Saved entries

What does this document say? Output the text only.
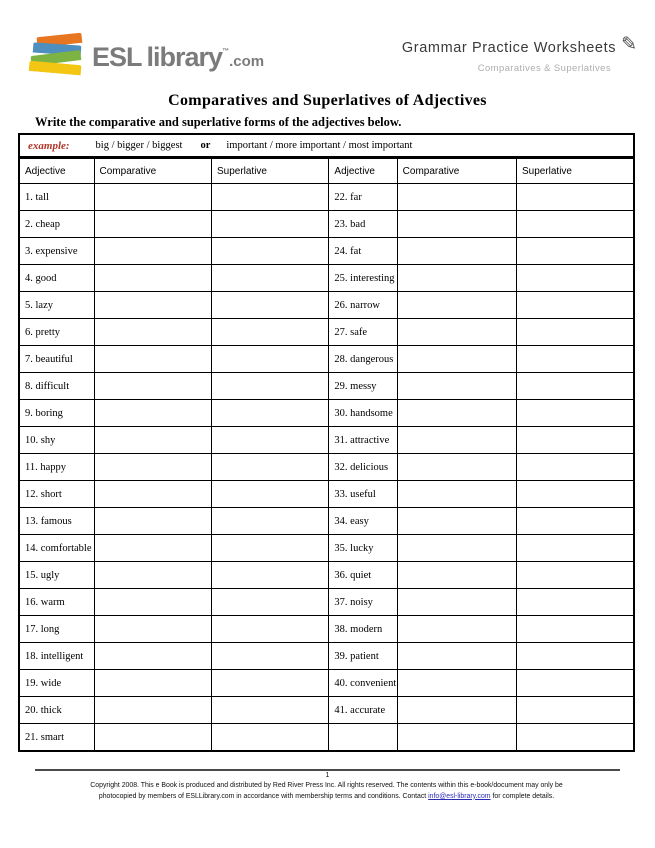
ESL library ™
.com
Grammar Practice Worksheets ✎
Comparatives & Superlatives
Comparatives and Superlatives of Adjectives
Write the comparative and superlative forms of the adjectives below.
example: big / bigger / biggest or important / more important / most important
Adjective	Comparative	Superlative	Adjective	Comparative	Superlative
1. tall			22. far		
2. cheap			23. bad		
3. expensive			24. fat		
4. good			25. interesting		
5. lazy			26. narrow		
6. pretty			27. safe		
7. beautiful			28. dangerous		
8. difficult			29. messy		
9. boring			30. handsome		
10. shy			31. attractive		
11. happy			32. delicious		
12. short			33. useful		
13. famous			34. easy		
14. comfortable			35. lucky		
15. ugly			36. quiet		
16. warm			37. noisy		
17. long			38. modern		
18. intelligent			39. patient		
19. wide			40. convenient		
20. thick			41. accurate		
21. smart					
1
Copyright 2008. This e Book is produced and distributed by Red River Press Inc. All rights reserved. The contents within this e-book/document may only be
photocopied by members of ESLLibrary.com in accordance with membership terms and conditions. Contact info@esl-library.com for complete details.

* [To do]:
Copy the whole listing above word for word but do not carry over the pictures.

* [The solution]:
What does this document say? Output the text only.
ESL library ™
.com
Grammar Practice Worksheets ✎
Comparatives & Superlatives
Comparatives and Superlatives of Adjectives
Write the comparative and superlative forms of the adjectives below.
example: big / bigger / biggest or important / more important / most important
Adjective	Comparative	Superlative	Adjective	Comparative	Superlative
1. tall			22. far		
2. cheap			23. bad		
3. expensive			24. fat		
4. good			25. interesting		
5. lazy			26. narrow		
6. pretty			27. safe		
7. beautiful			28. dangerous		
8. difficult			29. messy		
9. boring			30. handsome		
10. shy			31. attractive		
11. happy			32. delicious		
12. short			33. useful		
13. famous			34. easy		
14. comfortable			35. lucky		
15. ugly			36. quiet		
16. warm			37. noisy		
17. long			38. modern		
18. intelligent			39. patient		
19. wide			40. convenient		
20. thick			41. accurate		
21. smart					
1
Copyright 2008. This e Book is produced and distributed by Red River Press Inc. All rights reserved. The contents within this e-book/document may only be
photocopied by members of ESLLibrary.com in accordance with membership terms and conditions. Contact info@esl-library.com for complete details.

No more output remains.